• _Data excerpts_

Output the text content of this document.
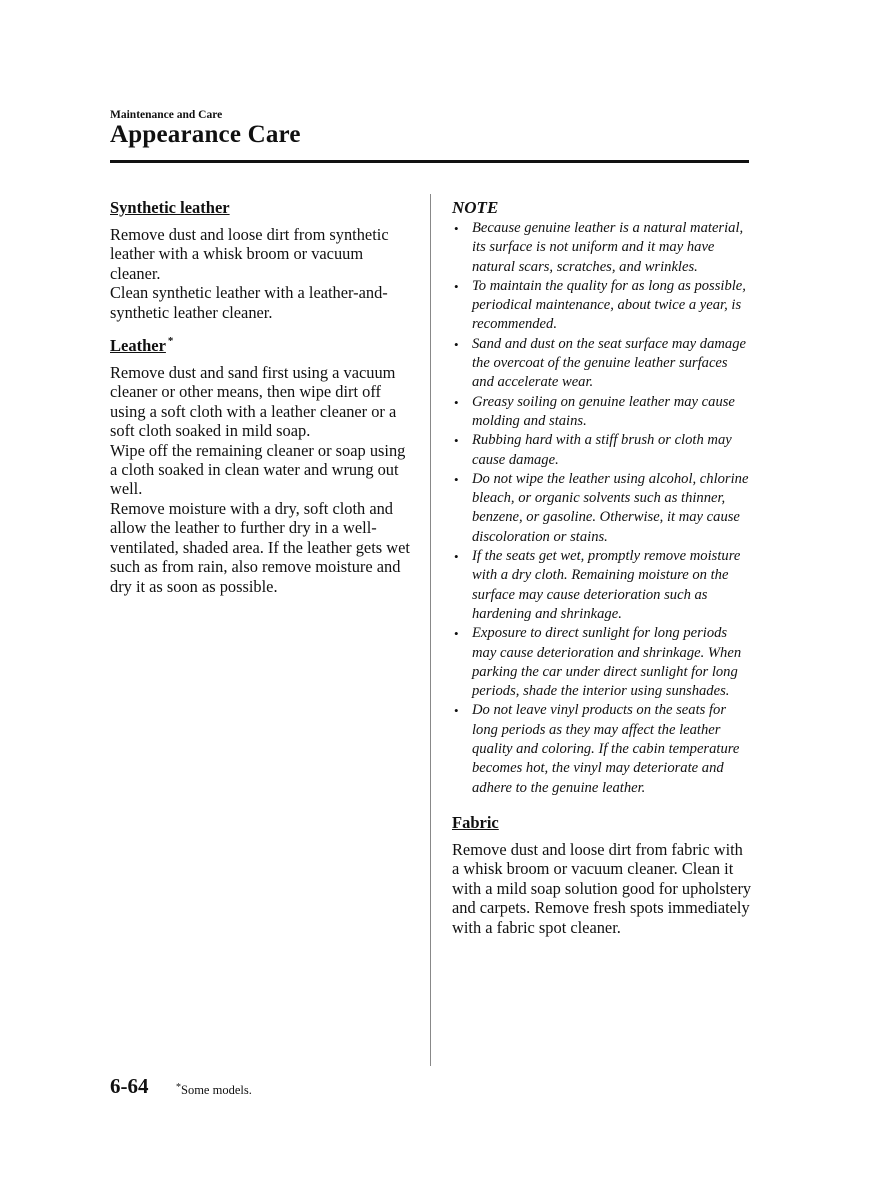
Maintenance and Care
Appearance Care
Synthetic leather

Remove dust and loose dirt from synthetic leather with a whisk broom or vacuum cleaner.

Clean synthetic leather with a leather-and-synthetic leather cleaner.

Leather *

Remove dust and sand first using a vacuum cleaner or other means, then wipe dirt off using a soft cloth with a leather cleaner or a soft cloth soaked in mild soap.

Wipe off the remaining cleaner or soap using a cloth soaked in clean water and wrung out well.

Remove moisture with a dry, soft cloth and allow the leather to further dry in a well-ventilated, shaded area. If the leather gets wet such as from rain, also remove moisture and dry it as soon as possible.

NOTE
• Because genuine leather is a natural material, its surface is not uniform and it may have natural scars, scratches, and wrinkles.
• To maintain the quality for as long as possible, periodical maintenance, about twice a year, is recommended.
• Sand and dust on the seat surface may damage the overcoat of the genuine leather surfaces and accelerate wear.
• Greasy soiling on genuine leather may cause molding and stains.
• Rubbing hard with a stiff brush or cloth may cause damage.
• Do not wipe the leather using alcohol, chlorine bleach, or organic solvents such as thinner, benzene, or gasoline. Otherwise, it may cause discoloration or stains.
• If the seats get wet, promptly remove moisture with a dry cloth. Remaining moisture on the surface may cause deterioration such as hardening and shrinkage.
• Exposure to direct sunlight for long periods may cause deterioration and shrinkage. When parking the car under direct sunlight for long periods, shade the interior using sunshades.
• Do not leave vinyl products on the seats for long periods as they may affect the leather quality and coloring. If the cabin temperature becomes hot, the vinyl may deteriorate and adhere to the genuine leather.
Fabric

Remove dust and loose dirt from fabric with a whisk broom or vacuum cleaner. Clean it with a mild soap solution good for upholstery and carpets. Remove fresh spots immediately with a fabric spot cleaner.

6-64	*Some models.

--

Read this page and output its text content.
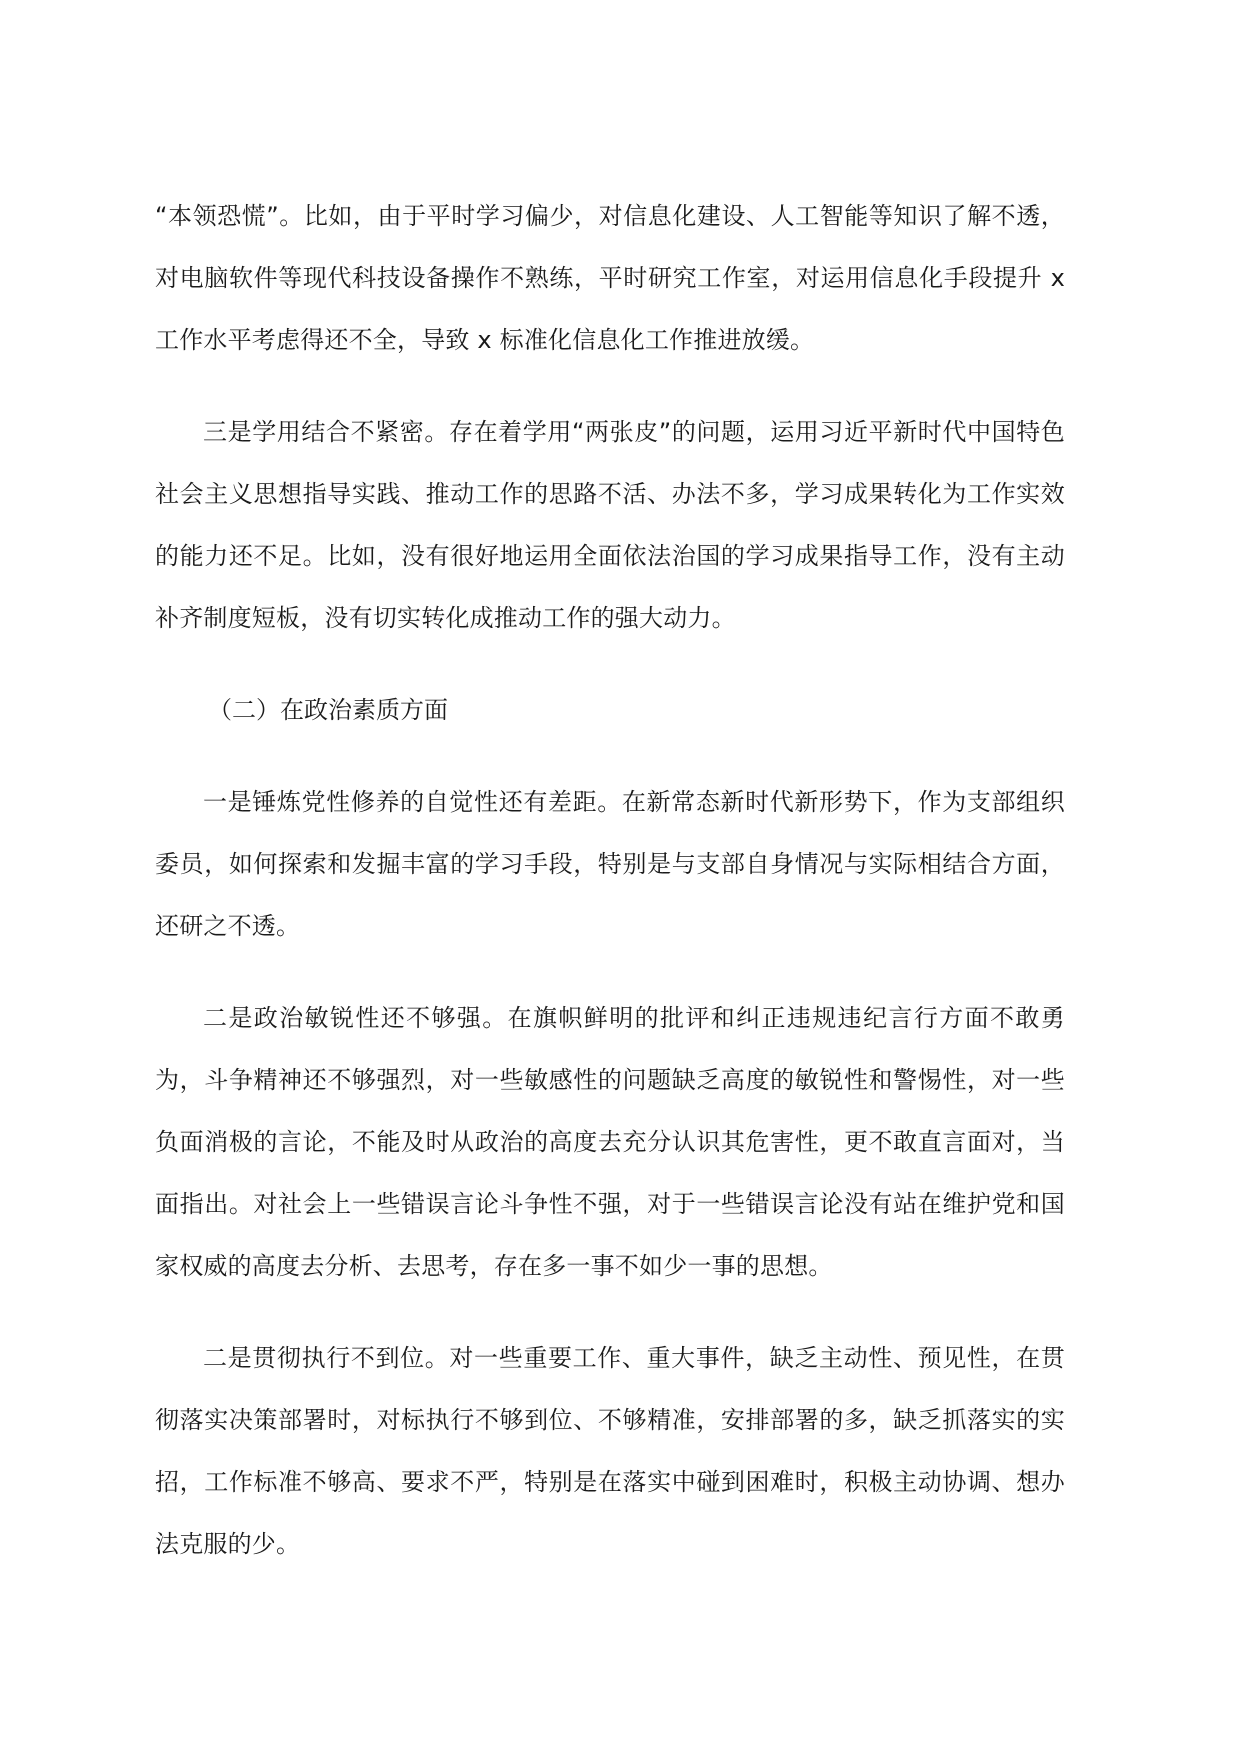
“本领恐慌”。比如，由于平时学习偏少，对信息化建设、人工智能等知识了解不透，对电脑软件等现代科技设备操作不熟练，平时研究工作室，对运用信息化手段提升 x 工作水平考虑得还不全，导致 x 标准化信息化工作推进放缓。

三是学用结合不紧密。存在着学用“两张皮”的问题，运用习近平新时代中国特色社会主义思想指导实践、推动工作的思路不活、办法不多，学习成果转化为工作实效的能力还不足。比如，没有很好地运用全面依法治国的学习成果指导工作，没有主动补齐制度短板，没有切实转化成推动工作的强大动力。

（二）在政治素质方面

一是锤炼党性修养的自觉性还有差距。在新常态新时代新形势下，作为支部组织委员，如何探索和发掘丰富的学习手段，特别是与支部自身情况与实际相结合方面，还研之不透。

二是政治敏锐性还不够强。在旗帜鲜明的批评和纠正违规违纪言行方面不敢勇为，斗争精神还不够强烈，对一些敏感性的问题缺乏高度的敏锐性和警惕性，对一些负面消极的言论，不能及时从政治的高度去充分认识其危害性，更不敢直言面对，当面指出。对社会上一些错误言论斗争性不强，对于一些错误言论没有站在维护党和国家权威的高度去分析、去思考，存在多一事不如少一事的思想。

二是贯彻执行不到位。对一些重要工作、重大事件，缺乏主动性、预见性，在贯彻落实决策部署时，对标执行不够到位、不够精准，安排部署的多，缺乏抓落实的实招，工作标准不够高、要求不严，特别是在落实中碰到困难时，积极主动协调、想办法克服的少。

• _WHAT IS NEEDED_
Tell how many lines hold the string "genuine", giving the number and nothing else.

• _TASK SOLUTION_
4